> [Document excerpt]:

CamdenNewJournal

The independent London newspaper

The potential for a break-up of the UK is very real

16 August, 2019

• I ENTIRELY agree with Stephen Southam that democracy is precious and needs protecting (Democracy as legacy, August 9) but suspect he and I may disagree about what this means, particularly in regard to Brexit.

From my perspective, democracy needs a number of conditions to thrive, but these don’t happen automatically and society has to work to achieve and maintain them.

For example, it needs space for safe and civil discussion between people holding different views, something increasingly rare in our shouty social-media world. So thanks and respect to the Tribune, by the way, for providing such a forum in Islington.

The public needs to be engaged, which is something conventional political parties have failed to accomplish, over many years, as election turnout rates stay depressingly low.

Voters need to be informed, an area where I believe both sides in the referendum let us down horrendously, since neither gave a clear picture of what leave or remain would really mean.

And democratic systems need to operate under sensible rules, which is where Mr Southam and I may disagree most.

Most small organisations, sports clubs, community groups, etc, require a two-thirds or even three-quarters majority on important or contentious votes, because a simple majority vote is simply too divisive.

If almost half of a club’s membership disagree with a particular result, it can end in break-up or even violence.

So, to my mind, it is madness for something as complex and far-reaching as Brexit, affecting the whole country for the foreseeable future, to rely on a simple majority vote. It puts our precious democracy very much at risk.

> [Data]:
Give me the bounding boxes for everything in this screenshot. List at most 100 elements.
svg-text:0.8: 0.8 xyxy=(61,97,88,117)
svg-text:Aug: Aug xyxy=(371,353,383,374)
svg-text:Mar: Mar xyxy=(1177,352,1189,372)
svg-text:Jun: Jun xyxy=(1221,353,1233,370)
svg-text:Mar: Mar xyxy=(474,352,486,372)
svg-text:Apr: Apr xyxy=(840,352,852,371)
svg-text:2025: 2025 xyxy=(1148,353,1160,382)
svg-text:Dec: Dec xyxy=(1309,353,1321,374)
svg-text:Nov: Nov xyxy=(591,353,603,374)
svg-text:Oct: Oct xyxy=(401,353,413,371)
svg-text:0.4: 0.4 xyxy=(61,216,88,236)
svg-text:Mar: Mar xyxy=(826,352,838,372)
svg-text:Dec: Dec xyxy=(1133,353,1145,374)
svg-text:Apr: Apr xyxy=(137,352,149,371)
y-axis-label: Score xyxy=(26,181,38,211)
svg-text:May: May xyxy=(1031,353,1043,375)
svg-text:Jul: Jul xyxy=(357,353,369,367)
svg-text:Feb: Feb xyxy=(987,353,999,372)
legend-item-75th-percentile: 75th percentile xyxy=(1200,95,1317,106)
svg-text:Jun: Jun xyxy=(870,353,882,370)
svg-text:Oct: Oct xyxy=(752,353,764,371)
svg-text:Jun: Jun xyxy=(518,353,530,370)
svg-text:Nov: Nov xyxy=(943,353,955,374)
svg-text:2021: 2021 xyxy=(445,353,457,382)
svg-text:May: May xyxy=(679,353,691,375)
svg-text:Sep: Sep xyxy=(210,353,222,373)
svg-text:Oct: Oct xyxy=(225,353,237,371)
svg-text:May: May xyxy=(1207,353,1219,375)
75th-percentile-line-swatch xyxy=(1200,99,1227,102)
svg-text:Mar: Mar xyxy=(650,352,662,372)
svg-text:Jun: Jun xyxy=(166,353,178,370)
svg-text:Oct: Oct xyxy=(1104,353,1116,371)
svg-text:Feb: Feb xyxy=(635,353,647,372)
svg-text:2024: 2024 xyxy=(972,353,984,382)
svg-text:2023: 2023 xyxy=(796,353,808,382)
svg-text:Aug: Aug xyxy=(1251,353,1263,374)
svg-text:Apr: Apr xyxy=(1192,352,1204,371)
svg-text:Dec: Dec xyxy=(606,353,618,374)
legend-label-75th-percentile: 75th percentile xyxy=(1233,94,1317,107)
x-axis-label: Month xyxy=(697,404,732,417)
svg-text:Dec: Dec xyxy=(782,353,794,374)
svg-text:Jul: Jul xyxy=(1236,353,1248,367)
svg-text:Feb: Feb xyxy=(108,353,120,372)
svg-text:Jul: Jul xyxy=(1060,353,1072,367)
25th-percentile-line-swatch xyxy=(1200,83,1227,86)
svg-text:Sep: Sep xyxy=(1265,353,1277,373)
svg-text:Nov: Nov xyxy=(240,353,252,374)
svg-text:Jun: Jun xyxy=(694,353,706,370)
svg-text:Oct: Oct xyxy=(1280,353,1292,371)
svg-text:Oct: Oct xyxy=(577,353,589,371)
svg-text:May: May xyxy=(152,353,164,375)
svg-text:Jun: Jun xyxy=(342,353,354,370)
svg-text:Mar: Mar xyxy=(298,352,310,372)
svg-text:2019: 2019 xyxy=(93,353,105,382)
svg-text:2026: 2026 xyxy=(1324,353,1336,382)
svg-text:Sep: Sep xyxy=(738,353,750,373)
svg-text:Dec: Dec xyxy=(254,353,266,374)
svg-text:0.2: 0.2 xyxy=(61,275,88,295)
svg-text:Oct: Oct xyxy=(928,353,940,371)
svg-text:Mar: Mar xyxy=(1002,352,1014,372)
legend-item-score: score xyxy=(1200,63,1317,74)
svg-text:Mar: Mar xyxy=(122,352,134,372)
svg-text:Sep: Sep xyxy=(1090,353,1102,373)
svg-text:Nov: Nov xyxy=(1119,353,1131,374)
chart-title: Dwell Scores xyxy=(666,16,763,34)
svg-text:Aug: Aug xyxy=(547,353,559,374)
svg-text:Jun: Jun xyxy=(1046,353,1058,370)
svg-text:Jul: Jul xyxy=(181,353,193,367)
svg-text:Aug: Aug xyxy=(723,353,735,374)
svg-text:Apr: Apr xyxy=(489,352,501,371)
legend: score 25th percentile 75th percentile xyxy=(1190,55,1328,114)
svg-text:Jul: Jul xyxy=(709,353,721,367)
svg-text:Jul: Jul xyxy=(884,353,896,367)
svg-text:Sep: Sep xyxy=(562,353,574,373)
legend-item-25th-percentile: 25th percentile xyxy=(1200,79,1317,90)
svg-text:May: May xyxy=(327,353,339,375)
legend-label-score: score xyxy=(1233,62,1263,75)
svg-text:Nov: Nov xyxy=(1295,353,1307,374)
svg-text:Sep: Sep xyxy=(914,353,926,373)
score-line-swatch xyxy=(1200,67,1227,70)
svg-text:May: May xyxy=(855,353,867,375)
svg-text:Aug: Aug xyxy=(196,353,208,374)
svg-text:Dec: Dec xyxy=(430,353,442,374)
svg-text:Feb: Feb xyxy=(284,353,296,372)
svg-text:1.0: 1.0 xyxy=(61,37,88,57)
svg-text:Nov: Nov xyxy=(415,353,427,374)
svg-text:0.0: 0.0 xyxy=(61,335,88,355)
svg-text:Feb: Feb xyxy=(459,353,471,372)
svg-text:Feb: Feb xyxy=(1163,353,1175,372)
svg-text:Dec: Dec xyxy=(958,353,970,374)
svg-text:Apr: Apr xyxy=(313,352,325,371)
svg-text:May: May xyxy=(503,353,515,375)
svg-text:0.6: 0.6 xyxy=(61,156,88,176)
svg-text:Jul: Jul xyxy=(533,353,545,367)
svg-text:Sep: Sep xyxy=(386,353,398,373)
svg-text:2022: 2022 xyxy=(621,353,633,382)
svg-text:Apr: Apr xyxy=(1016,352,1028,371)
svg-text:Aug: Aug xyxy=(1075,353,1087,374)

> [What the task requires]: Reproduce the passage of the letter on democracy and Brexit starting at "The public needs" and ending at "may disagree most.". Work only from the letter on democracy and Brexit; the data play no part here.

> [Answer]:
The public needs to be engaged, which is something conventional political parties have failed to accomplish, over many years, as election turnout rates stay depressingly low.

Voters need to be informed, an area where I believe both sides in the referendum let us down horrendously, since neither gave a clear picture of what leave or remain would really mean.

And democratic systems need to operate under sensible rules, which is where Mr Southam and I may disagree most.